■ Goal ■
Set the listing down again in full, word for word, with the pictures left out.

========================

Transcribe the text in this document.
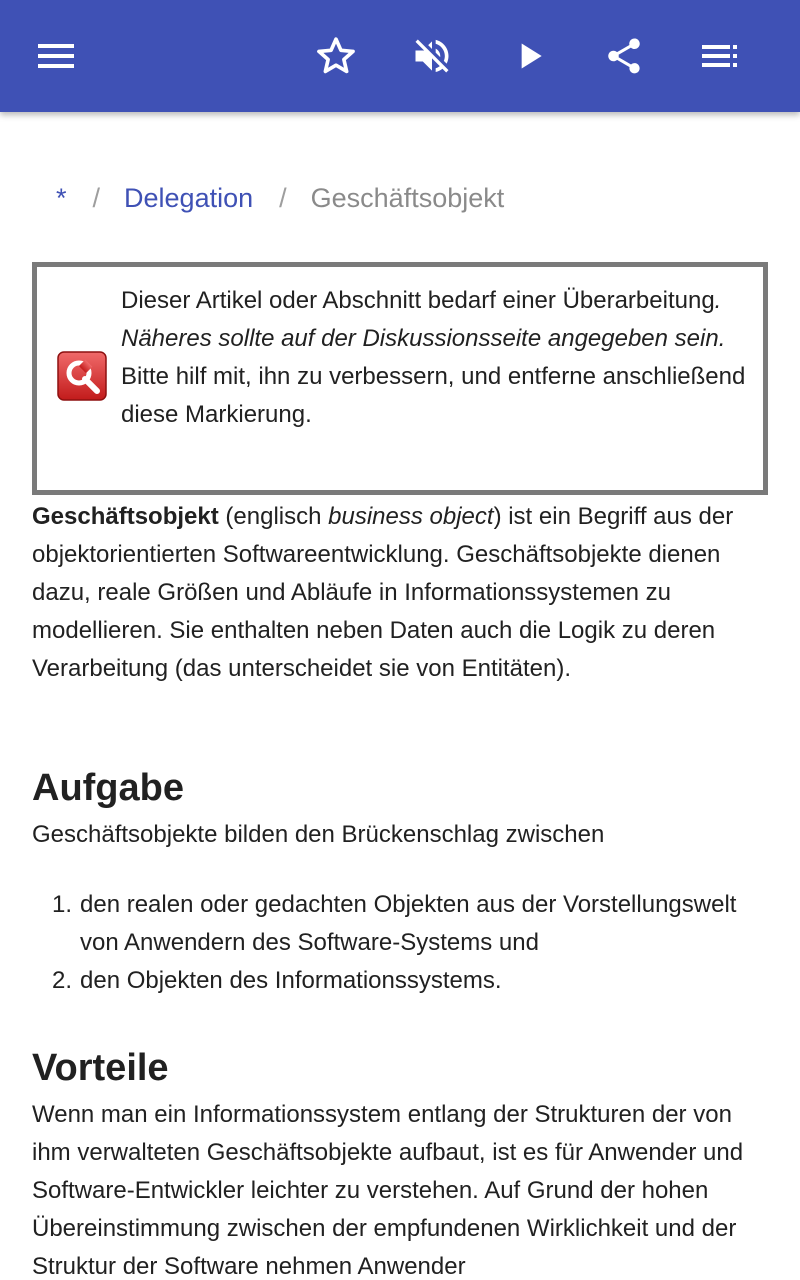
* / Delegation / Geschäftsobjekt
Dieser Artikel oder Abschnitt bedarf einer Überarbeitung. Näheres sollte auf der Diskussionsseite angegeben sein. Bitte hilf mit, ihn zu verbessern, und entferne anschließend diese Markierung.
Geschäftsobjekt (englisch business object) ist ein Begriff aus der objektorientierten Softwareentwicklung. Geschäftsobjekte dienen dazu, reale Größen und Abläufe in Informationssystemen zu modellieren. Sie enthalten neben Daten auch die Logik zu deren Verarbeitung (das unterscheidet sie von Entitäten).
Aufgabe
Geschäftsobjekte bilden den Brückenschlag zwischen
1. den realen oder gedachten Objekten aus der Vorstellungswelt von Anwendern des Software-Systems und
2. den Objekten des Informationssystems.
Vorteile
Wenn man ein Informationssystem entlang der Strukturen der von ihm verwalteten Geschäftsobjekte aufbaut, ist es für Anwender und Software-Entwickler leichter zu verstehen. Auf Grund der hohen Übereinstimmung zwischen der empfundenen Wirklichkeit und der Struktur der Software nehmen Anwender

========================

■ Final result ■
Transcribe the text in this document.
* / Delegation / Geschäftsobjekt
Dieser Artikel oder Abschnitt bedarf einer Überarbeitung. Näheres sollte auf der Diskussionsseite angegeben sein. Bitte hilf mit, ihn zu verbessern, und entferne anschließend diese Markierung.
Geschäftsobjekt (englisch business object) ist ein Begriff aus der objektorientierten Softwareentwicklung. Geschäftsobjekte dienen dazu, reale Größen und Abläufe in Informationssystemen zu modellieren. Sie enthalten neben Daten auch die Logik zu deren Verarbeitung (das unterscheidet sie von Entitäten).
Aufgabe
Geschäftsobjekte bilden den Brückenschlag zwischen
1. den realen oder gedachten Objekten aus der Vorstellungswelt von Anwendern des Software-Systems und
2. den Objekten des Informationssystems.
Vorteile
Wenn man ein Informationssystem entlang der Strukturen der von ihm verwalteten Geschäftsobjekte aufbaut, ist es für Anwender und Software-Entwickler leichter zu verstehen. Auf Grund der hohen Übereinstimmung zwischen der empfundenen Wirklichkeit und der Struktur der Software nehmen Anwender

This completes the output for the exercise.